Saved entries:

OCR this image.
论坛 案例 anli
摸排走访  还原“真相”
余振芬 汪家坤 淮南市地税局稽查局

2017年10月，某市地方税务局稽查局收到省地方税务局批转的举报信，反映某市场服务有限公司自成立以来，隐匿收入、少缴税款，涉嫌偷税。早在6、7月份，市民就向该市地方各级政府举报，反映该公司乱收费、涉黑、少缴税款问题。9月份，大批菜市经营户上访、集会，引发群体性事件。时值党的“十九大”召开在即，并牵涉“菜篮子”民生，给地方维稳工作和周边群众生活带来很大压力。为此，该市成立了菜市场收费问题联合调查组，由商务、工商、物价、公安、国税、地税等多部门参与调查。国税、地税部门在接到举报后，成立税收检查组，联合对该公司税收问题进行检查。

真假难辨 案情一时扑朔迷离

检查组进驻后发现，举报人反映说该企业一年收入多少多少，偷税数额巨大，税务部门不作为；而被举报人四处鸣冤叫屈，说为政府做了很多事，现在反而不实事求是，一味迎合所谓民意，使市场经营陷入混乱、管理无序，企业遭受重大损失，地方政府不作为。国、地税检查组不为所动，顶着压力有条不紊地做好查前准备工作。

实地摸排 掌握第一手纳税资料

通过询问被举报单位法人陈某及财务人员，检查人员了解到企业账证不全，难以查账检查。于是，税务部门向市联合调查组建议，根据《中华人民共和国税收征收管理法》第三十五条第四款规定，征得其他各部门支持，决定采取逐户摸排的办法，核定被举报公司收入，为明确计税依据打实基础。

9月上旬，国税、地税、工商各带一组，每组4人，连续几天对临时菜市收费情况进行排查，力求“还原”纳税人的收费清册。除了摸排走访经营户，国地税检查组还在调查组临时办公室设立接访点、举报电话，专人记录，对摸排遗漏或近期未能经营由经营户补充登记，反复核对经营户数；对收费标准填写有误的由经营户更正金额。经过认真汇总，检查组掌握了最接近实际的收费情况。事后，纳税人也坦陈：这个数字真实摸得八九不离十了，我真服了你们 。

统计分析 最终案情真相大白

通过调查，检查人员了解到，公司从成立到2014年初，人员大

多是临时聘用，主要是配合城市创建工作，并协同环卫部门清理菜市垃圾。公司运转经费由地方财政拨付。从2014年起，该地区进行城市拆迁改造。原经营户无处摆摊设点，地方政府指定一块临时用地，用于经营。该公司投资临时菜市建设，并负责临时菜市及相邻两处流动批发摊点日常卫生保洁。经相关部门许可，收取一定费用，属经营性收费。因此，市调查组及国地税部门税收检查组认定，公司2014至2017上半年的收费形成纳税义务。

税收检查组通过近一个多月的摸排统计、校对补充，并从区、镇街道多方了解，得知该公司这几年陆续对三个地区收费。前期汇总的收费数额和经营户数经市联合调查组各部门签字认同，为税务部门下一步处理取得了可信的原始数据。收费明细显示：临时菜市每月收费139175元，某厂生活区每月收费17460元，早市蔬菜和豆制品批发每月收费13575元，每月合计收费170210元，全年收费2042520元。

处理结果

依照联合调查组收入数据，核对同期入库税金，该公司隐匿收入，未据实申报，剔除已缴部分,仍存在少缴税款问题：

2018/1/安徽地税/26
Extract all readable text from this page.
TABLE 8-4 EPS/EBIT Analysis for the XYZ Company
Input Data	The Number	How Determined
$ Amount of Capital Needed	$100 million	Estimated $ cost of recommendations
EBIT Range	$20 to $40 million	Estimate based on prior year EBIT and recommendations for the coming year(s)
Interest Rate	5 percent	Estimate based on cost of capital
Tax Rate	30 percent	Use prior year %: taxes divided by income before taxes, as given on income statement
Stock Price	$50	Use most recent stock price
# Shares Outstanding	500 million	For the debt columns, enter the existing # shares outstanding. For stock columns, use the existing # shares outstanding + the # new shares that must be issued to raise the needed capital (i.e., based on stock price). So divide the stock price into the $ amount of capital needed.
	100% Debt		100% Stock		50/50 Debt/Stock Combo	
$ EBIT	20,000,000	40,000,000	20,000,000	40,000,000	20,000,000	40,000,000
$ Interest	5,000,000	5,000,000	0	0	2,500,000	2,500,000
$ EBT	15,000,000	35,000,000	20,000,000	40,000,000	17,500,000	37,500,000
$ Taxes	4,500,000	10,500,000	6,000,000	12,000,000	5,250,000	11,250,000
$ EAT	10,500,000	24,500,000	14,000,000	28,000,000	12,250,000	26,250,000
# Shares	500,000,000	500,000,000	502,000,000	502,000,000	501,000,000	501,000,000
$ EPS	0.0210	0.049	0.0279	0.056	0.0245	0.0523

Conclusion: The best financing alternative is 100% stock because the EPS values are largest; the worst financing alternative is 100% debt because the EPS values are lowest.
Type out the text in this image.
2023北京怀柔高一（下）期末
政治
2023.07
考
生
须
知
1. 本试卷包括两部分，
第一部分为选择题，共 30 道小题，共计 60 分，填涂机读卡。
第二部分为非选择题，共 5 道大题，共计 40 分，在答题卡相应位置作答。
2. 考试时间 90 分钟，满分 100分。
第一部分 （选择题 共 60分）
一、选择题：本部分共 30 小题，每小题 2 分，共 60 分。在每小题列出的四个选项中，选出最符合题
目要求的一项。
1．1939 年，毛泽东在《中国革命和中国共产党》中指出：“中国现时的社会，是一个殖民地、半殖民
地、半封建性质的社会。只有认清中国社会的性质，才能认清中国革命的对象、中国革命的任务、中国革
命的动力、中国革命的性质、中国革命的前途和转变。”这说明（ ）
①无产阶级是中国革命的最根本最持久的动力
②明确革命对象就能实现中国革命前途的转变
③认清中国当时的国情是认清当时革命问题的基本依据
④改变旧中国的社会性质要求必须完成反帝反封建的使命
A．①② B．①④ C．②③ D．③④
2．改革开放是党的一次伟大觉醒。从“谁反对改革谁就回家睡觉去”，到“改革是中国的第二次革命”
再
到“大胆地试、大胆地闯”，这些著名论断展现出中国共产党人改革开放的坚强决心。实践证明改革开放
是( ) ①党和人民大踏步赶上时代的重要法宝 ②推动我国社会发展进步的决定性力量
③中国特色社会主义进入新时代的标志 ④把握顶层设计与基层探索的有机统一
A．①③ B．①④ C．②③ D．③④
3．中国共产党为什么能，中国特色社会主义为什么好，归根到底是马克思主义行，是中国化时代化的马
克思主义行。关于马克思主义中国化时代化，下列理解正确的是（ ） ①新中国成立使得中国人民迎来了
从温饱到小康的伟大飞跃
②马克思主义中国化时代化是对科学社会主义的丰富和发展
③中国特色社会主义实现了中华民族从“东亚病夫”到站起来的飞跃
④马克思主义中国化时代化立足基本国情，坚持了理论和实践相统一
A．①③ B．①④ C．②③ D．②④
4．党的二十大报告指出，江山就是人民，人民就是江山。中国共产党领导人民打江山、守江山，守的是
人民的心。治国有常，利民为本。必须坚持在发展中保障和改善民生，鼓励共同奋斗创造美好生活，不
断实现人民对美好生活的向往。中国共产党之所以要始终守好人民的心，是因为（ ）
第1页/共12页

__EXERCISE PROMPT__:
Count up every line above that has the word "prior" in it; answer with the number alone.

__EXERCISE SOLUTION__:
2